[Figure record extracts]
++++++++++++++++++++

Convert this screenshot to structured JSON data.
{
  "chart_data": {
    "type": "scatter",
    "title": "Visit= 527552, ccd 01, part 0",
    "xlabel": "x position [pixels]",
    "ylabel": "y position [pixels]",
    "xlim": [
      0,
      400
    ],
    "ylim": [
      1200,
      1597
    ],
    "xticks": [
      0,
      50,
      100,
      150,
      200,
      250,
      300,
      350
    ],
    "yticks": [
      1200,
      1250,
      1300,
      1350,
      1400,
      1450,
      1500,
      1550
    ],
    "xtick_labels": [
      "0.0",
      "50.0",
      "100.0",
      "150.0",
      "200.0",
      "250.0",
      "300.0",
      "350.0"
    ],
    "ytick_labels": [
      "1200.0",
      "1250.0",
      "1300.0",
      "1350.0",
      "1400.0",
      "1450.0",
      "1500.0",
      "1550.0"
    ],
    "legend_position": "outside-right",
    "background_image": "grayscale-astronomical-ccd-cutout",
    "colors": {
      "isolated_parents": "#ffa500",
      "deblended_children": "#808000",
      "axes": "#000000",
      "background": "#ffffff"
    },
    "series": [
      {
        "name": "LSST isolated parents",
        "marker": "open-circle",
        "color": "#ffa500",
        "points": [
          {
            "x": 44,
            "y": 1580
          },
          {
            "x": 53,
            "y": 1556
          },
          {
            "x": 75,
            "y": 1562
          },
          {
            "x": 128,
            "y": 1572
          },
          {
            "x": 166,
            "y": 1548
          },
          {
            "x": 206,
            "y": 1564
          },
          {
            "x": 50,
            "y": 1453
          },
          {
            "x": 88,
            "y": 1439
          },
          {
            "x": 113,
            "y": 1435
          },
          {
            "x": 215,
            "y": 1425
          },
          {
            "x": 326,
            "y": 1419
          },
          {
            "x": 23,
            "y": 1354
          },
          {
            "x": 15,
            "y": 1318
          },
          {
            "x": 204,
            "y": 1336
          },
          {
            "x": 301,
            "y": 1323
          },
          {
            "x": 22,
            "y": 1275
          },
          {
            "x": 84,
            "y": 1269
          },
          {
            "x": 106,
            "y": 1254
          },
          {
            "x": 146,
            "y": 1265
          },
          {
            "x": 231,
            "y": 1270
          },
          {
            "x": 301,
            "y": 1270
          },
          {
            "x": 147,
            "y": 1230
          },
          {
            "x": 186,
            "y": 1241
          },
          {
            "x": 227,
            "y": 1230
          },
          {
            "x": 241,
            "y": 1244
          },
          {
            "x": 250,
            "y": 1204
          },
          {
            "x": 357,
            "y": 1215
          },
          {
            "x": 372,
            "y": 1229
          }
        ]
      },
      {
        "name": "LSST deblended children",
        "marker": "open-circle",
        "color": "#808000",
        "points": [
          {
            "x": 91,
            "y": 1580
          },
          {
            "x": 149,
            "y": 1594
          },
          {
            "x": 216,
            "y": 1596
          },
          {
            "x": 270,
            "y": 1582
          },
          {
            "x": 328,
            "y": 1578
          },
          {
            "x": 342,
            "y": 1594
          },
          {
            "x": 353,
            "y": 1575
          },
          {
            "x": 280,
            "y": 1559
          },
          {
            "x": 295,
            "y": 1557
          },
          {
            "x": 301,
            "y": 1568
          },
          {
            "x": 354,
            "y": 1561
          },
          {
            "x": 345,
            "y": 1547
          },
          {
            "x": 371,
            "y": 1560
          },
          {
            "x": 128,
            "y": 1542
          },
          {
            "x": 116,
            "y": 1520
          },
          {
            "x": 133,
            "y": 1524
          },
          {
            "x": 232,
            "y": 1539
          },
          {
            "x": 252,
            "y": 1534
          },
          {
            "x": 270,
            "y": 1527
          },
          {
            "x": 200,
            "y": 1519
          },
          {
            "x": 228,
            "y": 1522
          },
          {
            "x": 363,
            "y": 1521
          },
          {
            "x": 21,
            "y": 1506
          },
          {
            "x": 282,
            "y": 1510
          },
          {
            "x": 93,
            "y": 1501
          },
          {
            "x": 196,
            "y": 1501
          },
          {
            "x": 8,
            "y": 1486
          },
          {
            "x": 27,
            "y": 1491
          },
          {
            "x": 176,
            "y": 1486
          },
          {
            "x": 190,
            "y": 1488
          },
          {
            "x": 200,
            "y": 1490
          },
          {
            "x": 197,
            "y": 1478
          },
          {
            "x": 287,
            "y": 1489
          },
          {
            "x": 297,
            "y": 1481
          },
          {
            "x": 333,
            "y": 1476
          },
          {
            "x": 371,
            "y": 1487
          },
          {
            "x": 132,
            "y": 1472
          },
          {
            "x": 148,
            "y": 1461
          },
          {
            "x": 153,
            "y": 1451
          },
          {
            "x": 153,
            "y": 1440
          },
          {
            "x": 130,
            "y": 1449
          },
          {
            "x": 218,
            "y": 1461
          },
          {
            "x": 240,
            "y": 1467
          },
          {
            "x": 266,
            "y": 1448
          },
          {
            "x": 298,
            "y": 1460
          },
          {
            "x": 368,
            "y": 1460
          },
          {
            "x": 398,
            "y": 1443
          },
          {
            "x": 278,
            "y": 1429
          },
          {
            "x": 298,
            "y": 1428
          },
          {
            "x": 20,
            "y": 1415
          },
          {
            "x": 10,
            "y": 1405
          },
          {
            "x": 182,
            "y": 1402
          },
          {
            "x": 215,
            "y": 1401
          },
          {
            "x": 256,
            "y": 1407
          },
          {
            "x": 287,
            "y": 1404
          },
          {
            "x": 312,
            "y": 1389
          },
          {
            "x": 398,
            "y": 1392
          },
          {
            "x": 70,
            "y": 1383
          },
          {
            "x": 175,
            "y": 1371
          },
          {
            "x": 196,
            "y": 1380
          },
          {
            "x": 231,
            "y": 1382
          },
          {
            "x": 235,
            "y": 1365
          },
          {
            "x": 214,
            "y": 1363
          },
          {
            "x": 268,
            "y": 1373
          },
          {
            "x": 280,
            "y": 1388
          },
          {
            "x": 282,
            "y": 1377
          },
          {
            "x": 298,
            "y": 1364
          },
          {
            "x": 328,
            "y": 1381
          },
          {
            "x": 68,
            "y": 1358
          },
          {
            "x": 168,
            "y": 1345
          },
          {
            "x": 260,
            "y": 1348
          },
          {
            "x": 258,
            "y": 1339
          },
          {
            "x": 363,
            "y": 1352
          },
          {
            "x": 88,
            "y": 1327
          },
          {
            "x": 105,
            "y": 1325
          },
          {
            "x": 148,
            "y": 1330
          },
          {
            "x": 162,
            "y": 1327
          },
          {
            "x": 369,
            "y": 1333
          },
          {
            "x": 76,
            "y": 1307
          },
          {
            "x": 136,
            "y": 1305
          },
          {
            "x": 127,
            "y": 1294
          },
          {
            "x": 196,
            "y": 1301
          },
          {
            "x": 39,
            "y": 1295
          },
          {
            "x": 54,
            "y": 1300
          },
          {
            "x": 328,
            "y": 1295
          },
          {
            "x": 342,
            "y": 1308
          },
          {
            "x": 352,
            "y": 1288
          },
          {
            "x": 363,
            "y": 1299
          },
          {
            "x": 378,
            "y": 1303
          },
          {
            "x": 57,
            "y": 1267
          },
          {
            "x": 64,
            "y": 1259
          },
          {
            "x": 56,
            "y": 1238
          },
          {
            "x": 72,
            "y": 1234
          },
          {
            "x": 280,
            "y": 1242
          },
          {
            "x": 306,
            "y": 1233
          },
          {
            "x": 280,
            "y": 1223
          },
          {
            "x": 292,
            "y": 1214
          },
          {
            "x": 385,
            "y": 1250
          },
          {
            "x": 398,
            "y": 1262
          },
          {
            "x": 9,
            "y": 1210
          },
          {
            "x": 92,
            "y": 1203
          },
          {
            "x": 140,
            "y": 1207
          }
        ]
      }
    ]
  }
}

++++++++++++++++++++

▶ **Instructions to follow**
The listing above should be transcribed in full, exactly as written.

▶ **Full solution**
Convert this screenshot to structured JSON data.
{
  "chart_data": {
    "type": "scatter",
    "title": "Visit= 527552, ccd 01, part 0",
    "xlabel": "x position [pixels]",
    "ylabel": "y position [pixels]",
    "xlim": [
      0,
      400
    ],
    "ylim": [
      1200,
      1597
    ],
    "xticks": [
      0,
      50,
      100,
      150,
      200,
      250,
      300,
      350
    ],
    "yticks": [
      1200,
      1250,
      1300,
      1350,
      1400,
      1450,
      1500,
      1550
    ],
    "xtick_labels": [
      "0.0",
      "50.0",
      "100.0",
      "150.0",
      "200.0",
      "250.0",
      "300.0",
      "350.0"
    ],
    "ytick_labels": [
      "1200.0",
      "1250.0",
      "1300.0",
      "1350.0",
      "1400.0",
      "1450.0",
      "1500.0",
      "1550.0"
    ],
    "legend_position": "outside-right",
    "background_image": "grayscale-astronomical-ccd-cutout",
    "colors": {
      "isolated_parents": "#ffa500",
      "deblended_children": "#808000",
      "axes": "#000000",
      "background": "#ffffff"
    },
    "series": [
      {
        "name": "LSST isolated parents",
        "marker": "open-circle",
        "color": "#ffa500",
        "points": [
          {
            "x": 44,
            "y": 1580
          },
          {
            "x": 53,
            "y": 1556
          },
          {
            "x": 75,
            "y": 1562
          },
          {
            "x": 128,
            "y": 1572
          },
          {
            "x": 166,
            "y": 1548
          },
          {
            "x": 206,
            "y": 1564
          },
          {
            "x": 50,
            "y": 1453
          },
          {
            "x": 88,
            "y": 1439
          },
          {
            "x": 113,
            "y": 1435
          },
          {
            "x": 215,
            "y": 1425
          },
          {
            "x": 326,
            "y": 1419
          },
          {
            "x": 23,
            "y": 1354
          },
          {
            "x": 15,
            "y": 1318
          },
          {
            "x": 204,
            "y": 1336
          },
          {
            "x": 301,
            "y": 1323
          },
          {
            "x": 22,
            "y": 1275
          },
          {
            "x": 84,
            "y": 1269
          },
          {
            "x": 106,
            "y": 1254
          },
          {
            "x": 146,
            "y": 1265
          },
          {
            "x": 231,
            "y": 1270
          },
          {
            "x": 301,
            "y": 1270
          },
          {
            "x": 147,
            "y": 1230
          },
          {
            "x": 186,
            "y": 1241
          },
          {
            "x": 227,
            "y": 1230
          },
          {
            "x": 241,
            "y": 1244
          },
          {
            "x": 250,
            "y": 1204
          },
          {
            "x": 357,
            "y": 1215
          },
          {
            "x": 372,
            "y": 1229
          }
        ]
      },
      {
        "name": "LSST deblended children",
        "marker": "open-circle",
        "color": "#808000",
        "points": [
          {
            "x": 91,
            "y": 1580
          },
          {
            "x": 149,
            "y": 1594
          },
          {
            "x": 216,
            "y": 1596
          },
          {
            "x": 270,
            "y": 1582
          },
          {
            "x": 328,
            "y": 1578
          },
          {
            "x": 342,
            "y": 1594
          },
          {
            "x": 353,
            "y": 1575
          },
          {
            "x": 280,
            "y": 1559
          },
          {
            "x": 295,
            "y": 1557
          },
          {
            "x": 301,
            "y": 1568
          },
          {
            "x": 354,
            "y": 1561
          },
          {
            "x": 345,
            "y": 1547
          },
          {
            "x": 371,
            "y": 1560
          },
          {
            "x": 128,
            "y": 1542
          },
          {
            "x": 116,
            "y": 1520
          },
          {
            "x": 133,
            "y": 1524
          },
          {
            "x": 232,
            "y": 1539
          },
          {
            "x": 252,
            "y": 1534
          },
          {
            "x": 270,
            "y": 1527
          },
          {
            "x": 200,
            "y": 1519
          },
          {
            "x": 228,
            "y": 1522
          },
          {
            "x": 363,
            "y": 1521
          },
          {
            "x": 21,
            "y": 1506
          },
          {
            "x": 282,
            "y": 1510
          },
          {
            "x": 93,
            "y": 1501
          },
          {
            "x": 196,
            "y": 1501
          },
          {
            "x": 8,
            "y": 1486
          },
          {
            "x": 27,
            "y": 1491
          },
          {
            "x": 176,
            "y": 1486
          },
          {
            "x": 190,
            "y": 1488
          },
          {
            "x": 200,
            "y": 1490
          },
          {
            "x": 197,
            "y": 1478
          },
          {
            "x": 287,
            "y": 1489
          },
          {
            "x": 297,
            "y": 1481
          },
          {
            "x": 333,
            "y": 1476
          },
          {
            "x": 371,
            "y": 1487
          },
          {
            "x": 132,
            "y": 1472
          },
          {
            "x": 148,
            "y": 1461
          },
          {
            "x": 153,
            "y": 1451
          },
          {
            "x": 153,
            "y": 1440
          },
          {
            "x": 130,
            "y": 1449
          },
          {
            "x": 218,
            "y": 1461
          },
          {
            "x": 240,
            "y": 1467
          },
          {
            "x": 266,
            "y": 1448
          },
          {
            "x": 298,
            "y": 1460
          },
          {
            "x": 368,
            "y": 1460
          },
          {
            "x": 398,
            "y": 1443
          },
          {
            "x": 278,
            "y": 1429
          },
          {
            "x": 298,
            "y": 1428
          },
          {
            "x": 20,
            "y": 1415
          },
          {
            "x": 10,
            "y": 1405
          },
          {
            "x": 182,
            "y": 1402
          },
          {
            "x": 215,
            "y": 1401
          },
          {
            "x": 256,
            "y": 1407
          },
          {
            "x": 287,
            "y": 1404
          },
          {
            "x": 312,
            "y": 1389
          },
          {
            "x": 398,
            "y": 1392
          },
          {
            "x": 70,
            "y": 1383
          },
          {
            "x": 175,
            "y": 1371
          },
          {
            "x": 196,
            "y": 1380
          },
          {
            "x": 231,
            "y": 1382
          },
          {
            "x": 235,
            "y": 1365
          },
          {
            "x": 214,
            "y": 1363
          },
          {
            "x": 268,
            "y": 1373
          },
          {
            "x": 280,
            "y": 1388
          },
          {
            "x": 282,
            "y": 1377
          },
          {
            "x": 298,
            "y": 1364
          },
          {
            "x": 328,
            "y": 1381
          },
          {
            "x": 68,
            "y": 1358
          },
          {
            "x": 168,
            "y": 1345
          },
          {
            "x": 260,
            "y": 1348
          },
          {
            "x": 258,
            "y": 1339
          },
          {
            "x": 363,
            "y": 1352
          },
          {
            "x": 88,
            "y": 1327
          },
          {
            "x": 105,
            "y": 1325
          },
          {
            "x": 148,
            "y": 1330
          },
          {
            "x": 162,
            "y": 1327
          },
          {
            "x": 369,
            "y": 1333
          },
          {
            "x": 76,
            "y": 1307
          },
          {
            "x": 136,
            "y": 1305
          },
          {
            "x": 127,
            "y": 1294
          },
          {
            "x": 196,
            "y": 1301
          },
          {
            "x": 39,
            "y": 1295
          },
          {
            "x": 54,
            "y": 1300
          },
          {
            "x": 328,
            "y": 1295
          },
          {
            "x": 342,
            "y": 1308
          },
          {
            "x": 352,
            "y": 1288
          },
          {
            "x": 363,
            "y": 1299
          },
          {
            "x": 378,
            "y": 1303
          },
          {
            "x": 57,
            "y": 1267
          },
          {
            "x": 64,
            "y": 1259
          },
          {
            "x": 56,
            "y": 1238
          },
          {
            "x": 72,
            "y": 1234
          },
          {
            "x": 280,
            "y": 1242
          },
          {
            "x": 306,
            "y": 1233
          },
          {
            "x": 280,
            "y": 1223
          },
          {
            "x": 292,
            "y": 1214
          },
          {
            "x": 385,
            "y": 1250
          },
          {
            "x": 398,
            "y": 1262
          },
          {
            "x": 9,
            "y": 1210
          },
          {
            "x": 92,
            "y": 1203
          },
          {
            "x": 140,
            "y": 1207
          }
        ]
      }
    ]
  }
}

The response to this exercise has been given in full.